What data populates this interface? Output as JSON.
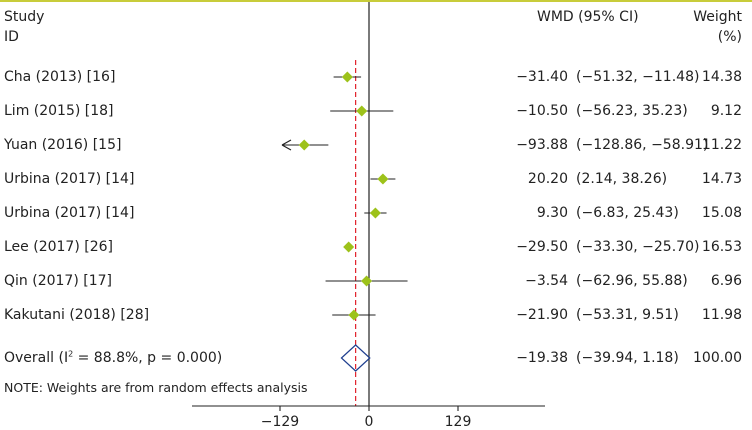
{
  "header": {
    "study_line1": "Study",
    "study_line2": "ID",
    "effect": "WMD (95% CI)",
    "weight_line1": "Weight",
    "weight_line2": "(%)"
  },
  "overall": {
    "label_prefix": "Overall (I",
    "label_sup": "2",
    "label_suffix": " = 88.8%, p = 0.000)",
    "wmd": "−19.38",
    "ci": "(−39.94, 1.18)",
    "weight": "100.00"
  },
  "note": "NOTE: Weights are from random effects analysis",
  "colors": {
    "accent": "#c8cc3a",
    "diamond": "#9dc21a",
    "overall_diamond": "#1f3f8f",
    "reference_line": "#e2202a",
    "ink": "#222222"
  },
  "chart_data": {
    "type": "forest",
    "measure": "WMD",
    "axis": {
      "ticks": [
        -129,
        0,
        129
      ],
      "tick_labels": [
        "−129",
        "0",
        "129"
      ],
      "xlim": [
        -259,
        259
      ]
    },
    "studies": [
      {
        "label": "Cha (2013) [16]",
        "wmd": -31.4,
        "lo": -51.32,
        "hi": -11.48,
        "wmd_text": "−31.40",
        "ci_text": "(−51.32, −11.48)",
        "weight": "14.38"
      },
      {
        "label": "Lim (2015) [18]",
        "wmd": -10.5,
        "lo": -56.23,
        "hi": 35.23,
        "wmd_text": "−10.50",
        "ci_text": "(−56.23, 35.23)",
        "weight": "9.12"
      },
      {
        "label": "Yuan (2016) [15]",
        "wmd": -93.88,
        "lo": -128.86,
        "hi": -58.91,
        "wmd_text": "−93.88",
        "ci_text": "(−128.86, −58.91)",
        "weight": "11.22",
        "arrow_left": true
      },
      {
        "label": "Urbina (2017) [14]",
        "wmd": 20.2,
        "lo": 2.14,
        "hi": 38.26,
        "wmd_text": "20.20",
        "ci_text": "(2.14, 38.26)",
        "weight": "14.73"
      },
      {
        "label": "Urbina (2017) [14]",
        "wmd": 9.3,
        "lo": -6.83,
        "hi": 25.43,
        "wmd_text": "9.30",
        "ci_text": "(−6.83, 25.43)",
        "weight": "15.08"
      },
      {
        "label": "Lee (2017) [26]",
        "wmd": -29.5,
        "lo": -33.3,
        "hi": -25.7,
        "wmd_text": "−29.50",
        "ci_text": "(−33.30, −25.70)",
        "weight": "16.53"
      },
      {
        "label": "Qin (2017) [17]",
        "wmd": -3.54,
        "lo": -62.96,
        "hi": 55.88,
        "wmd_text": "−3.54",
        "ci_text": "(−62.96, 55.88)",
        "weight": "6.96"
      },
      {
        "label": "Kakutani (2018) [28]",
        "wmd": -21.9,
        "lo": -53.31,
        "hi": 9.51,
        "wmd_text": "−21.90",
        "ci_text": "(−53.31, 9.51)",
        "weight": "11.98"
      }
    ],
    "overall": {
      "wmd": -19.38,
      "lo": -39.94,
      "hi": 1.18
    }
  }
}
----
## Exercise instructions
Give the data above again in full and unchanged, skipping the pictures.

## Complete response
What data populates this interface? Output as JSON.
{
  "header": {
    "study_line1": "Study",
    "study_line2": "ID",
    "effect": "WMD (95% CI)",
    "weight_line1": "Weight",
    "weight_line2": "(%)"
  },
  "overall": {
    "label_prefix": "Overall (I",
    "label_sup": "2",
    "label_suffix": " = 88.8%, p = 0.000)",
    "wmd": "−19.38",
    "ci": "(−39.94, 1.18)",
    "weight": "100.00"
  },
  "note": "NOTE: Weights are from random effects analysis",
  "colors": {
    "accent": "#c8cc3a",
    "diamond": "#9dc21a",
    "overall_diamond": "#1f3f8f",
    "reference_line": "#e2202a",
    "ink": "#222222"
  },
  "chart_data": {
    "type": "forest",
    "measure": "WMD",
    "axis": {
      "ticks": [
        -129,
        0,
        129
      ],
      "tick_labels": [
        "−129",
        "0",
        "129"
      ],
      "xlim": [
        -259,
        259
      ]
    },
    "studies": [
      {
        "label": "Cha (2013) [16]",
        "wmd": -31.4,
        "lo": -51.32,
        "hi": -11.48,
        "wmd_text": "−31.40",
        "ci_text": "(−51.32, −11.48)",
        "weight": "14.38"
      },
      {
        "label": "Lim (2015) [18]",
        "wmd": -10.5,
        "lo": -56.23,
        "hi": 35.23,
        "wmd_text": "−10.50",
        "ci_text": "(−56.23, 35.23)",
        "weight": "9.12"
      },
      {
        "label": "Yuan (2016) [15]",
        "wmd": -93.88,
        "lo": -128.86,
        "hi": -58.91,
        "wmd_text": "−93.88",
        "ci_text": "(−128.86, −58.91)",
        "weight": "11.22",
        "arrow_left": true
      },
      {
        "label": "Urbina (2017) [14]",
        "wmd": 20.2,
        "lo": 2.14,
        "hi": 38.26,
        "wmd_text": "20.20",
        "ci_text": "(2.14, 38.26)",
        "weight": "14.73"
      },
      {
        "label": "Urbina (2017) [14]",
        "wmd": 9.3,
        "lo": -6.83,
        "hi": 25.43,
        "wmd_text": "9.30",
        "ci_text": "(−6.83, 25.43)",
        "weight": "15.08"
      },
      {
        "label": "Lee (2017) [26]",
        "wmd": -29.5,
        "lo": -33.3,
        "hi": -25.7,
        "wmd_text": "−29.50",
        "ci_text": "(−33.30, −25.70)",
        "weight": "16.53"
      },
      {
        "label": "Qin (2017) [17]",
        "wmd": -3.54,
        "lo": -62.96,
        "hi": 55.88,
        "wmd_text": "−3.54",
        "ci_text": "(−62.96, 55.88)",
        "weight": "6.96"
      },
      {
        "label": "Kakutani (2018) [28]",
        "wmd": -21.9,
        "lo": -53.31,
        "hi": 9.51,
        "wmd_text": "−21.90",
        "ci_text": "(−53.31, 9.51)",
        "weight": "11.98"
      }
    ],
    "overall": {
      "wmd": -19.38,
      "lo": -39.94,
      "hi": 1.18
    }
  }
}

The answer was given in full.